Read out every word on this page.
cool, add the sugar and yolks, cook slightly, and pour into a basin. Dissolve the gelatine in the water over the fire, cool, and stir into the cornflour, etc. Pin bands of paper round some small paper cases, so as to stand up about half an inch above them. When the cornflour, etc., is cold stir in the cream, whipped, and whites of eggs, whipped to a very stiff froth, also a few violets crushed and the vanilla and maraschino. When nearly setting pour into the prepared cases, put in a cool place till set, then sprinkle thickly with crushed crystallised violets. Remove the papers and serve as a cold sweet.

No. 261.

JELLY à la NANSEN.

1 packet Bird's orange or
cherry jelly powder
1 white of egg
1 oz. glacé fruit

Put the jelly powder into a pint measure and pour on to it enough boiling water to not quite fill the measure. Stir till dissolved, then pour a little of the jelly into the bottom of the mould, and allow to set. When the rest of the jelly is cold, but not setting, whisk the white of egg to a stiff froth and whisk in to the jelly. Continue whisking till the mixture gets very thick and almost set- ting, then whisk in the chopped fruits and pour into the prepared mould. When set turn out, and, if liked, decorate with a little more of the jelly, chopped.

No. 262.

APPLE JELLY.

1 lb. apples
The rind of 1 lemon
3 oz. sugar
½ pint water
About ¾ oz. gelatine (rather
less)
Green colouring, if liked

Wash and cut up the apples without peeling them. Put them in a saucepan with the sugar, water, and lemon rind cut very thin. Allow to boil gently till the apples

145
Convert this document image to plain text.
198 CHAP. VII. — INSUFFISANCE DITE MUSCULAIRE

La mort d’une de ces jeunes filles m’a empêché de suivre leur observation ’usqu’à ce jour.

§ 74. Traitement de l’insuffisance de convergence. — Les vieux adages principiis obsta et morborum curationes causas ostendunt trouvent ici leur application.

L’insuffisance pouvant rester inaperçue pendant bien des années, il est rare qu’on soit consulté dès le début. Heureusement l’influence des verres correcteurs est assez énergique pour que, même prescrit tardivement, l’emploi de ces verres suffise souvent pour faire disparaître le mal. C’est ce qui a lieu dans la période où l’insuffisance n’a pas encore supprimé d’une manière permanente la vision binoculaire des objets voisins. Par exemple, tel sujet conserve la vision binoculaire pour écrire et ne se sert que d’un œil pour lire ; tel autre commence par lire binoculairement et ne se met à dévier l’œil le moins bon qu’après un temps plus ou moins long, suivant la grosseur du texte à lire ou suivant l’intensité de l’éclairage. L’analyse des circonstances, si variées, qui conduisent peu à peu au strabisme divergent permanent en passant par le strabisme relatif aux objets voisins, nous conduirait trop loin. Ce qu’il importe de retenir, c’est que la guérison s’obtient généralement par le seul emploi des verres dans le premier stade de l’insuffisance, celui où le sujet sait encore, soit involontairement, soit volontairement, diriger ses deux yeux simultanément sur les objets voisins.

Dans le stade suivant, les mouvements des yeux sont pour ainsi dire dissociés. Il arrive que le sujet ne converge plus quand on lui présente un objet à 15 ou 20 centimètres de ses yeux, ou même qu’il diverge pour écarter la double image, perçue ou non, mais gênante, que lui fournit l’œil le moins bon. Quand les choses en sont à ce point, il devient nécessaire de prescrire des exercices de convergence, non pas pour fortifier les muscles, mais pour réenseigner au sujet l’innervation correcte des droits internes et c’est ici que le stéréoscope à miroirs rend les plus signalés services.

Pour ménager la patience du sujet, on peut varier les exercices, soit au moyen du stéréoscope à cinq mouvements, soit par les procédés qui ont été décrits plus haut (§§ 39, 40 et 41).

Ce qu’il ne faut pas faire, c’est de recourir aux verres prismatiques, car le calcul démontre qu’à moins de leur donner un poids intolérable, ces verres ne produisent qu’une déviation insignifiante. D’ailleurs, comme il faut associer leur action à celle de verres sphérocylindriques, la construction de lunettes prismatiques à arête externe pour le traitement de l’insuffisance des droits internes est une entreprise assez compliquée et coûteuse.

++++

Take the records above and return them exactly as written.

### Response
Read out every word on this page.
cool, add the sugar and yolks, cook slightly, and pour into a basin. Dissolve the gelatine in the water over the fire, cool, and stir into the cornflour, etc. Pin bands of paper round some small paper cases, so as to stand up about half an inch above them. When the cornflour, etc., is cold stir in the cream, whipped, and whites of eggs, whipped to a very stiff froth, also a few violets crushed and the vanilla and maraschino. When nearly setting pour into the prepared cases, put in a cool place till set, then sprinkle thickly with crushed crystallised violets. Remove the papers and serve as a cold sweet.

No. 261.

JELLY à la NANSEN.

1 packet Bird's orange or
cherry jelly powder
1 white of egg
1 oz. glacé fruit

Put the jelly powder into a pint measure and pour on to it enough boiling water to not quite fill the measure. Stir till dissolved, then pour a little of the jelly into the bottom of the mould, and allow to set. When the rest of the jelly is cold, but not setting, whisk the white of egg to a stiff froth and whisk in to the jelly. Continue whisking till the mixture gets very thick and almost set- ting, then whisk in the chopped fruits and pour into the prepared mould. When set turn out, and, if liked, decorate with a little more of the jelly, chopped.

No. 262.

APPLE JELLY.

1 lb. apples
The rind of 1 lemon
3 oz. sugar
½ pint water
About ¾ oz. gelatine (rather
less)
Green colouring, if liked

Wash and cut up the apples without peeling them. Put them in a saucepan with the sugar, water, and lemon rind cut very thin. Allow to boil gently till the apples

145
Convert this document image to plain text.
198 CHAP. VII. — INSUFFISANCE DITE MUSCULAIRE

La mort d’une de ces jeunes filles m’a empêché de suivre leur observation ’usqu’à ce jour.

§ 74. Traitement de l’insuffisance de convergence. — Les vieux adages principiis obsta et morborum curationes causas ostendunt trouvent ici leur application.

L’insuffisance pouvant rester inaperçue pendant bien des années, il est rare qu’on soit consulté dès le début. Heureusement l’influence des verres correcteurs est assez énergique pour que, même prescrit tardivement, l’emploi de ces verres suffise souvent pour faire disparaître le mal. C’est ce qui a lieu dans la période où l’insuffisance n’a pas encore supprimé d’une manière permanente la vision binoculaire des objets voisins. Par exemple, tel sujet conserve la vision binoculaire pour écrire et ne se sert que d’un œil pour lire ; tel autre commence par lire binoculairement et ne se met à dévier l’œil le moins bon qu’après un temps plus ou moins long, suivant la grosseur du texte à lire ou suivant l’intensité de l’éclairage. L’analyse des circonstances, si variées, qui conduisent peu à peu au strabisme divergent permanent en passant par le strabisme relatif aux objets voisins, nous conduirait trop loin. Ce qu’il importe de retenir, c’est que la guérison s’obtient généralement par le seul emploi des verres dans le premier stade de l’insuffisance, celui où le sujet sait encore, soit involontairement, soit volontairement, diriger ses deux yeux simultanément sur les objets voisins.

Dans le stade suivant, les mouvements des yeux sont pour ainsi dire dissociés. Il arrive que le sujet ne converge plus quand on lui présente un objet à 15 ou 20 centimètres de ses yeux, ou même qu’il diverge pour écarter la double image, perçue ou non, mais gênante, que lui fournit l’œil le moins bon. Quand les choses en sont à ce point, il devient nécessaire de prescrire des exercices de convergence, non pas pour fortifier les muscles, mais pour réenseigner au sujet l’innervation correcte des droits internes et c’est ici que le stéréoscope à miroirs rend les plus signalés services.

Pour ménager la patience du sujet, on peut varier les exercices, soit au moyen du stéréoscope à cinq mouvements, soit par les procédés qui ont été décrits plus haut (§§ 39, 40 et 41).

Ce qu’il ne faut pas faire, c’est de recourir aux verres prismatiques, car le calcul démontre qu’à moins de leur donner un poids intolérable, ces verres ne produisent qu’une déviation insignifiante. D’ailleurs, comme il faut associer leur action à celle de verres sphérocylindriques, la construction de lunettes prismatiques à arête externe pour le traitement de l’insuffisance des droits internes est une entreprise assez compliquée et coûteuse.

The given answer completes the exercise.